**THE PROBLEM:**
Every line holding the string "this" should be gathered.

**Records from a dataset:**
==================================================
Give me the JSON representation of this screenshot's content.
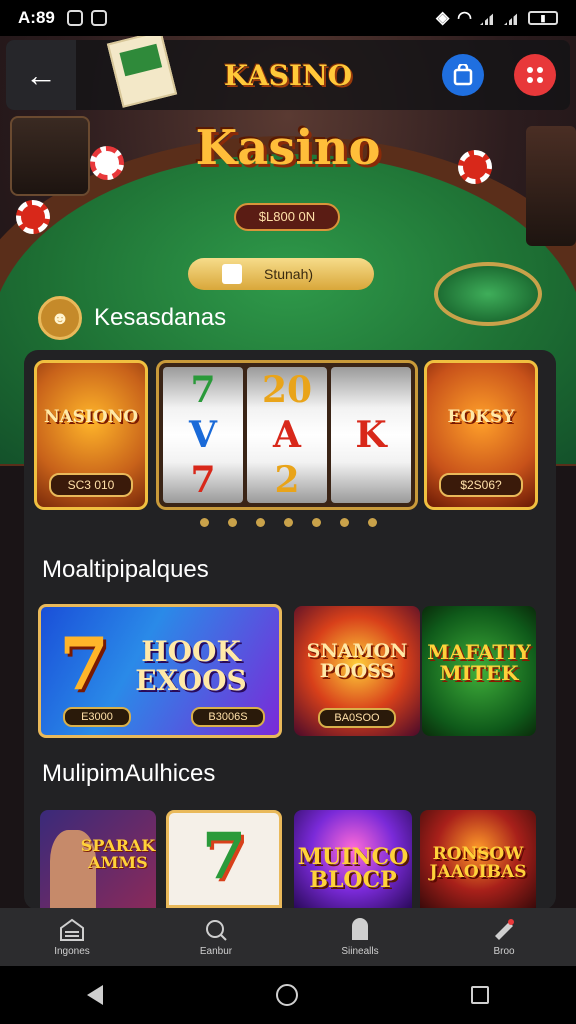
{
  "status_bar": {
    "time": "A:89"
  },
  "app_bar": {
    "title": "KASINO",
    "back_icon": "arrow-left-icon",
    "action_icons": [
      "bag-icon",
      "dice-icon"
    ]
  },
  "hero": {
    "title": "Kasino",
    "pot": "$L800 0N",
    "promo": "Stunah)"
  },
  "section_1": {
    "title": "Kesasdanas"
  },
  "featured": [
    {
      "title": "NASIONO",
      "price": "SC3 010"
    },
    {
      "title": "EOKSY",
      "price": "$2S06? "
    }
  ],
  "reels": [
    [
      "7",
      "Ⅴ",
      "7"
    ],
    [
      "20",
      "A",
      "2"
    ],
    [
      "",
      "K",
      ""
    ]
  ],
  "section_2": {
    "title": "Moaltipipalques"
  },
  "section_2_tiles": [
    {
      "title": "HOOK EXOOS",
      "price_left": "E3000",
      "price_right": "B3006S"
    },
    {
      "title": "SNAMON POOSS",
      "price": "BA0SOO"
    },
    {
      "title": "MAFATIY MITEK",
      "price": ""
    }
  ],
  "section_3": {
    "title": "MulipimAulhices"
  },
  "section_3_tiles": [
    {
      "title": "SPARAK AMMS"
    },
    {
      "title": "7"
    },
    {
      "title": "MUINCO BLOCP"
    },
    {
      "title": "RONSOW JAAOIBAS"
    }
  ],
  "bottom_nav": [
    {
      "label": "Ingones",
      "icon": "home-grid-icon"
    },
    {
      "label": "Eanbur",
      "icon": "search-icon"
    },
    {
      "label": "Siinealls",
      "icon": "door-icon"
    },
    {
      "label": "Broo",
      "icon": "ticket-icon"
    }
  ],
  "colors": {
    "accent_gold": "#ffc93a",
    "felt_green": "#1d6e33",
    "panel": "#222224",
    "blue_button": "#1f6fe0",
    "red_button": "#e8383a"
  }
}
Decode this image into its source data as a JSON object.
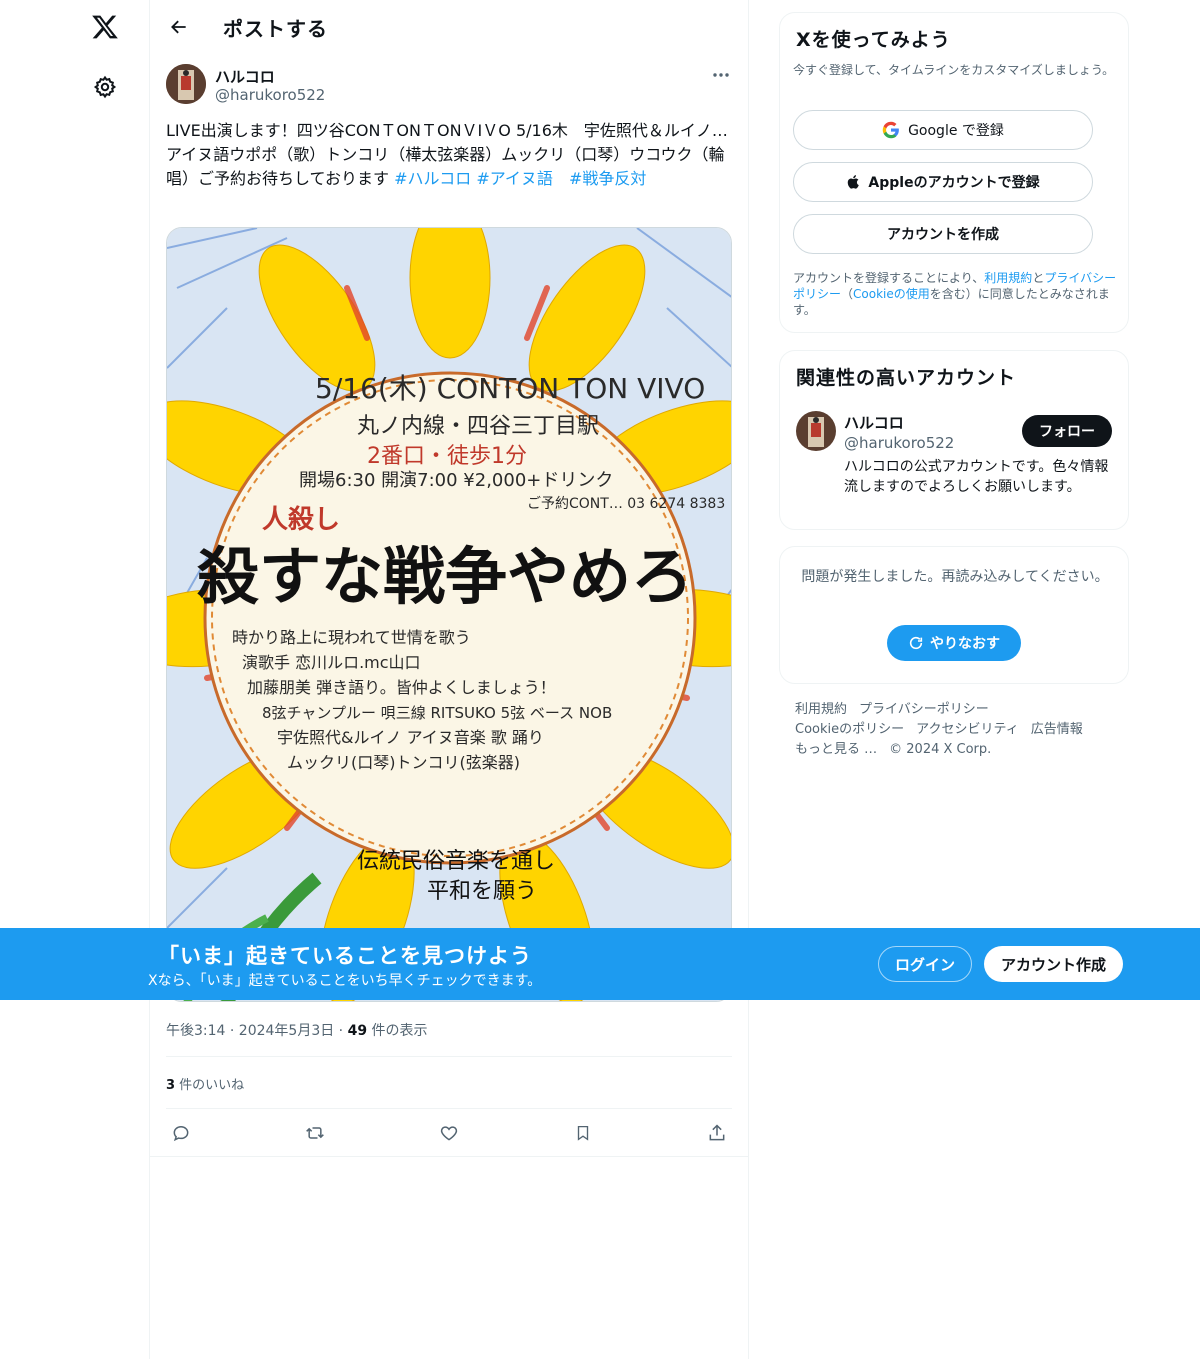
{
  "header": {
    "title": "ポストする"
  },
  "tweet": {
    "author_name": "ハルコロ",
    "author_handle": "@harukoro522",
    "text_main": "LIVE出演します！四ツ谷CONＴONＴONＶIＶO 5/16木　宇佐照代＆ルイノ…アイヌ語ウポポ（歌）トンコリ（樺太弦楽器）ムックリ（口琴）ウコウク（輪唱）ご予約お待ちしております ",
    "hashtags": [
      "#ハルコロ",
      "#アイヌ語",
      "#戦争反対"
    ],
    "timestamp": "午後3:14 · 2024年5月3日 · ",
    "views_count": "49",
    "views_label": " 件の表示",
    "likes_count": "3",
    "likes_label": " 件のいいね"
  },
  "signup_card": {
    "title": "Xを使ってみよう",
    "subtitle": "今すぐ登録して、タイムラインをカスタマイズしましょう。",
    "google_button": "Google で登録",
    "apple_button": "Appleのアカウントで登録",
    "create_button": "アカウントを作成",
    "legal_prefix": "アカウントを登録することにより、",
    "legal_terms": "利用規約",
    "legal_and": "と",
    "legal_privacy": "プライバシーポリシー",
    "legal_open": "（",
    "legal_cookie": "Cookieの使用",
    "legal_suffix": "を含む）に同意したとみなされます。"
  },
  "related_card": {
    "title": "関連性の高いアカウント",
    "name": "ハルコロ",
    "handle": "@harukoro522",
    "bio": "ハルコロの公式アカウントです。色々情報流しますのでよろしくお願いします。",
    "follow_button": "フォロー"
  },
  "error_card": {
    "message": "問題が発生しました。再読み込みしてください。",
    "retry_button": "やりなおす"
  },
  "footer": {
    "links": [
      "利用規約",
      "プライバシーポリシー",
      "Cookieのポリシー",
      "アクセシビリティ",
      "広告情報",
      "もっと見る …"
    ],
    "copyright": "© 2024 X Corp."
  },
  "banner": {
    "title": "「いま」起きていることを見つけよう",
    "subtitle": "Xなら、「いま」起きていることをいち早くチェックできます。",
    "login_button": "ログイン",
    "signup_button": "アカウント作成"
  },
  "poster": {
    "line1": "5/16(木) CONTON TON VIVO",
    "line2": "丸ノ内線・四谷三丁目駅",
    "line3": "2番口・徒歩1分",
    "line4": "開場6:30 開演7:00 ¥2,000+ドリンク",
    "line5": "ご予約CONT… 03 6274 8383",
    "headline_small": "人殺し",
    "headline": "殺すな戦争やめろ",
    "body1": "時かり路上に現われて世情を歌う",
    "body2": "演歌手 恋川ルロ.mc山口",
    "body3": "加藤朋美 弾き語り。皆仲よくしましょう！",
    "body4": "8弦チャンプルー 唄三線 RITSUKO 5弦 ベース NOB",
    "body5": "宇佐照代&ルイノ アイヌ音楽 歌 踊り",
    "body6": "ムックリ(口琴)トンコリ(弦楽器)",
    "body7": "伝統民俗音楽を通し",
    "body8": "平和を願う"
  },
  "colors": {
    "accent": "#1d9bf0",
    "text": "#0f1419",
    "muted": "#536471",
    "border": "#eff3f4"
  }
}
==================================================
**EXERCISE RESPONSE:**
Give me the JSON representation of this screenshot's content.
Decode this image into its source data as a JSON object.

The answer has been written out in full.